(Items from a data source)
# # #

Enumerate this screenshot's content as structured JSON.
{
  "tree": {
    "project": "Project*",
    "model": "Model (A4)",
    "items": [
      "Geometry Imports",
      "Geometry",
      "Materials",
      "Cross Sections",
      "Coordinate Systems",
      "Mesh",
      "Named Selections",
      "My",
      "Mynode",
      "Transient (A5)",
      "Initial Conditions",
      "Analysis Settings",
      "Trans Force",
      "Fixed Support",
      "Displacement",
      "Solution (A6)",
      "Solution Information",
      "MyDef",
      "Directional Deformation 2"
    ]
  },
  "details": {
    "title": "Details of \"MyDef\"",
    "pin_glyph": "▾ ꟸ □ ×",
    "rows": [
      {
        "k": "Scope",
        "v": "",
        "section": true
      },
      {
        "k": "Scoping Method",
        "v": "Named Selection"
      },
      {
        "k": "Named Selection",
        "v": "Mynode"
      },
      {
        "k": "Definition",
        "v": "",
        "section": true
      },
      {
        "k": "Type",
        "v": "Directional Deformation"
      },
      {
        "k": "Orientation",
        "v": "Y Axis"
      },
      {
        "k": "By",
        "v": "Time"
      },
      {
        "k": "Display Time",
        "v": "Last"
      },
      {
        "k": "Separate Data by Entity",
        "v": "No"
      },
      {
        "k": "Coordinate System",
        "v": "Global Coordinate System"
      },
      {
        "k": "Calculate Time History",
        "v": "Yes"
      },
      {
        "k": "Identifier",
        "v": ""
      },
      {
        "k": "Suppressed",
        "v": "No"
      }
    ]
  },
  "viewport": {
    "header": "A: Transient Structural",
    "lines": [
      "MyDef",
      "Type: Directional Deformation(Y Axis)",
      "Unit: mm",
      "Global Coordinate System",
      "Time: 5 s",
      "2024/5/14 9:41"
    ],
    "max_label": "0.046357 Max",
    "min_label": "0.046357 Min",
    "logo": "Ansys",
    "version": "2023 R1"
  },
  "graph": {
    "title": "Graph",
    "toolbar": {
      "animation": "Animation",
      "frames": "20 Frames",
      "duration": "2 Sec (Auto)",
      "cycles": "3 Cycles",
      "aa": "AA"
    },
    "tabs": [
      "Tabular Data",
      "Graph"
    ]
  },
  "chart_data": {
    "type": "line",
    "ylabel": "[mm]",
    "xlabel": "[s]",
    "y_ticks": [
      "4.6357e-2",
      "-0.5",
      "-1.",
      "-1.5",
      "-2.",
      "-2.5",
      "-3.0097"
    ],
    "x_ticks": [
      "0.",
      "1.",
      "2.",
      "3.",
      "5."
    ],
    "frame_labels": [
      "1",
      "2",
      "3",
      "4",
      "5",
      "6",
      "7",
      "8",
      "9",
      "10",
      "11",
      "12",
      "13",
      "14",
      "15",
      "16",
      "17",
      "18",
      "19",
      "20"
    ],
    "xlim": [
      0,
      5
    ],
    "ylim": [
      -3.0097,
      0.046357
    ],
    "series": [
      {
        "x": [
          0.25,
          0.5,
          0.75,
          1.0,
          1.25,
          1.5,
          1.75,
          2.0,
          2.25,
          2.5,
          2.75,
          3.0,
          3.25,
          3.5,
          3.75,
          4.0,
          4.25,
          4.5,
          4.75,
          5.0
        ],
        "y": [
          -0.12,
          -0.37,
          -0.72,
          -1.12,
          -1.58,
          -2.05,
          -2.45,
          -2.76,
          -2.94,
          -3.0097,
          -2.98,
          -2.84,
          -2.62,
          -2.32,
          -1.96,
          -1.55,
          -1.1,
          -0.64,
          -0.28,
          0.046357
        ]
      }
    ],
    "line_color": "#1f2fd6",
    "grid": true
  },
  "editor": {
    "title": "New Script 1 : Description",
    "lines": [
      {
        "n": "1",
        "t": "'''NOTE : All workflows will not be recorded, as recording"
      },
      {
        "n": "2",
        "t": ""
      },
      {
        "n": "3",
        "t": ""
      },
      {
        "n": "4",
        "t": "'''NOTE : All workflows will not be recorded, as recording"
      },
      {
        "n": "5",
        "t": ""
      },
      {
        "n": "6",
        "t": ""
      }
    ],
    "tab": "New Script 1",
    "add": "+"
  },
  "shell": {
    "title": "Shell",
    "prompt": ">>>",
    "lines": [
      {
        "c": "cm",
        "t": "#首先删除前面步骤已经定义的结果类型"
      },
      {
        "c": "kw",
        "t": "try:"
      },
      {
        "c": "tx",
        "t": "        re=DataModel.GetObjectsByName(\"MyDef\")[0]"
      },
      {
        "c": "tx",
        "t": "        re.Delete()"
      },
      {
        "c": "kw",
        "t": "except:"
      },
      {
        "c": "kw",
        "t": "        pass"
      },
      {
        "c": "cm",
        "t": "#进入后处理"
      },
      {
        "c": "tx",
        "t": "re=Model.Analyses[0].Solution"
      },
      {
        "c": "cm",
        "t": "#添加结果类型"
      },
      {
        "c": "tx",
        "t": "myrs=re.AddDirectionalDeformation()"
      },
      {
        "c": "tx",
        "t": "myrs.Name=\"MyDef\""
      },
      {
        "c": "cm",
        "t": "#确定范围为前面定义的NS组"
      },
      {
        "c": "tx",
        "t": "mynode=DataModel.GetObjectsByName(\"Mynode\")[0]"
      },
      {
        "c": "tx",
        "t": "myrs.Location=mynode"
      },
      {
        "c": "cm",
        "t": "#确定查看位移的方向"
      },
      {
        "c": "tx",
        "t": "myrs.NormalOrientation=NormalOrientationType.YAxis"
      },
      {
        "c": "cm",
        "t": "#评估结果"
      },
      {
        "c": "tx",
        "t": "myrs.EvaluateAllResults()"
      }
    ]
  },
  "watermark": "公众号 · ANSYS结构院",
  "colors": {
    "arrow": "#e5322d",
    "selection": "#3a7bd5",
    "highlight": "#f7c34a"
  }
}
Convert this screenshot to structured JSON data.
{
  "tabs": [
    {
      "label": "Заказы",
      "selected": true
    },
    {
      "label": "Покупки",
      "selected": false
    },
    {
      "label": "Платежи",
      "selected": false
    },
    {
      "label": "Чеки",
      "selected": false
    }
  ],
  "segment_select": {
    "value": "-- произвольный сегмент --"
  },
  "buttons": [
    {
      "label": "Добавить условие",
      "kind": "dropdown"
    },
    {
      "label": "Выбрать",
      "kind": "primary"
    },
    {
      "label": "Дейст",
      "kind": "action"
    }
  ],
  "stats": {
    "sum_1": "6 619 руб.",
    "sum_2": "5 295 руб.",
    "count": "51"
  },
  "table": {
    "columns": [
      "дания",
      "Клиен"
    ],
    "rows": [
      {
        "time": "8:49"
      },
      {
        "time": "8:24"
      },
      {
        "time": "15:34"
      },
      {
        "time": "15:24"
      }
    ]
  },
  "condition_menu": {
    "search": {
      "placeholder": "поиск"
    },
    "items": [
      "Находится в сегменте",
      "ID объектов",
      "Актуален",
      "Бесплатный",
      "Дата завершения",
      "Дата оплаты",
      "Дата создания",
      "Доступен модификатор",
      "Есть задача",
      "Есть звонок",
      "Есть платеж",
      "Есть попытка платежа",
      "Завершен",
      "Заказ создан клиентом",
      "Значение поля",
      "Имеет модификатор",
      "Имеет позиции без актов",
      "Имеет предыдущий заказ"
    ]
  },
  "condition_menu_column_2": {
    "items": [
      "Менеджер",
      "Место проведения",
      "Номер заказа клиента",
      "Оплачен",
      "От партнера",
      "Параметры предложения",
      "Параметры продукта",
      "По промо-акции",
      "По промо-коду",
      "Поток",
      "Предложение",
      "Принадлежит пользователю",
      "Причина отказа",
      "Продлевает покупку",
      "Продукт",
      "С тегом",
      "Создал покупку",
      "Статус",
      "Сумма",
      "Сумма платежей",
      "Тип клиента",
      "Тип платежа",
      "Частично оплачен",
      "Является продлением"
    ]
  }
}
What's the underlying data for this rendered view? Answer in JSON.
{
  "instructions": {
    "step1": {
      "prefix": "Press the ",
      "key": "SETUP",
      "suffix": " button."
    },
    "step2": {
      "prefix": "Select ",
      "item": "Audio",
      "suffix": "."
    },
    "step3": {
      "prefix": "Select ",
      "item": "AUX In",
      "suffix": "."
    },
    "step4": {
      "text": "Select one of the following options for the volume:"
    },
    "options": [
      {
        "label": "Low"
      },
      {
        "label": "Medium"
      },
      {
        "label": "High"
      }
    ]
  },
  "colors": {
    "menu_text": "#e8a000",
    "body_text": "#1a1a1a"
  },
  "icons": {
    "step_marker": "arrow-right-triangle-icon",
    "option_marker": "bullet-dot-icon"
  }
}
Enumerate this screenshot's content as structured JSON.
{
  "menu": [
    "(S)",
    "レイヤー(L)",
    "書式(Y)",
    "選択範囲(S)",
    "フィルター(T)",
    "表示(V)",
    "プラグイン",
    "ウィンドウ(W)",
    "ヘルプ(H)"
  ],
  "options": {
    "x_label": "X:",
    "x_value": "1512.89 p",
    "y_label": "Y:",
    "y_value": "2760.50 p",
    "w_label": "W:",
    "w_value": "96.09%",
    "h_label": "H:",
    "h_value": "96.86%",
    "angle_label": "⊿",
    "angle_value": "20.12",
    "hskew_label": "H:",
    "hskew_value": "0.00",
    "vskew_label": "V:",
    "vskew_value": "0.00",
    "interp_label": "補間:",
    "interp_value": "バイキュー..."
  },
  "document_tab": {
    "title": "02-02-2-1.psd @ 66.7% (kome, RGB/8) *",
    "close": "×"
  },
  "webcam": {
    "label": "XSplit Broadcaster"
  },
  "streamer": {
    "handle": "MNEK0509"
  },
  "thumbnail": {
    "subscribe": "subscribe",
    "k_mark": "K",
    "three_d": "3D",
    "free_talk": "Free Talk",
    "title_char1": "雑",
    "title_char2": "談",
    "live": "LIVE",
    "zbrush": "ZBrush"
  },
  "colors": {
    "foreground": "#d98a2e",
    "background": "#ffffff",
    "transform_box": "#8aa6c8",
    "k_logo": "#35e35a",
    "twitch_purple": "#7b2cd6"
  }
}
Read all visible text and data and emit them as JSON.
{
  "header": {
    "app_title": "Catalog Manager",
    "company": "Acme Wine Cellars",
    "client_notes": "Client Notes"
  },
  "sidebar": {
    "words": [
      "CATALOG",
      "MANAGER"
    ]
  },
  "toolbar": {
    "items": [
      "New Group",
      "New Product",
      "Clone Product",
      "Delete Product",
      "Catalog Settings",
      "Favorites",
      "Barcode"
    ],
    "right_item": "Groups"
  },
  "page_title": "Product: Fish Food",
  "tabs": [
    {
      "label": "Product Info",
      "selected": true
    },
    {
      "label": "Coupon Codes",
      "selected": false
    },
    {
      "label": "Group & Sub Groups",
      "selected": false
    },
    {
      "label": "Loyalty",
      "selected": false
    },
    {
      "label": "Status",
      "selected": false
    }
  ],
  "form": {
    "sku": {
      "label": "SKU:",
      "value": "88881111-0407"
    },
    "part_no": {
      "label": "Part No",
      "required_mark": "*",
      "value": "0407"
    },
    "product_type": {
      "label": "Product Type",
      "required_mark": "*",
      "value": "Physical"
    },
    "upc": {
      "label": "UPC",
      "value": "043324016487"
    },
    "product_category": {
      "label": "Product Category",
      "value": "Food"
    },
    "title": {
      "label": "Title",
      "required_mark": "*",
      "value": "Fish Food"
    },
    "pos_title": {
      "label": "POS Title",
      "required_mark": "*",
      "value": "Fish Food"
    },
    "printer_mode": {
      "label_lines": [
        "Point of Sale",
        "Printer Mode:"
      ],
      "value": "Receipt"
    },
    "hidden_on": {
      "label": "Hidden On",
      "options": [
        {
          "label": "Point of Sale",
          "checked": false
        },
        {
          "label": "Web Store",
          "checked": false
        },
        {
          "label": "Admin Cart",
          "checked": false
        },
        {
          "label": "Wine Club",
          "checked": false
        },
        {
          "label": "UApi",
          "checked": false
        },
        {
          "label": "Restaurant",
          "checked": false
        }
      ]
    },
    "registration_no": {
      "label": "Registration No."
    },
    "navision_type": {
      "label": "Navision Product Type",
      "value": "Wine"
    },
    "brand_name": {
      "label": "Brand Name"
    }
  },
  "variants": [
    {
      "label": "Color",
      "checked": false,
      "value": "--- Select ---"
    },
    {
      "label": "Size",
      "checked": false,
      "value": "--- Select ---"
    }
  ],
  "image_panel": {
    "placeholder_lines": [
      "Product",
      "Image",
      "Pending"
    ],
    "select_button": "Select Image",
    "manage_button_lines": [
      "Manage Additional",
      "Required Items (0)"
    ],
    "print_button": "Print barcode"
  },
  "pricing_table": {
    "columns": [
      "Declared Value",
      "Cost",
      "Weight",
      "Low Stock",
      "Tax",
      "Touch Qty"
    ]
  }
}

# # #

→ Directive: Only the count is wanted: report how many lines of the material above hold the word "Есть".

→ Solution to this task: 4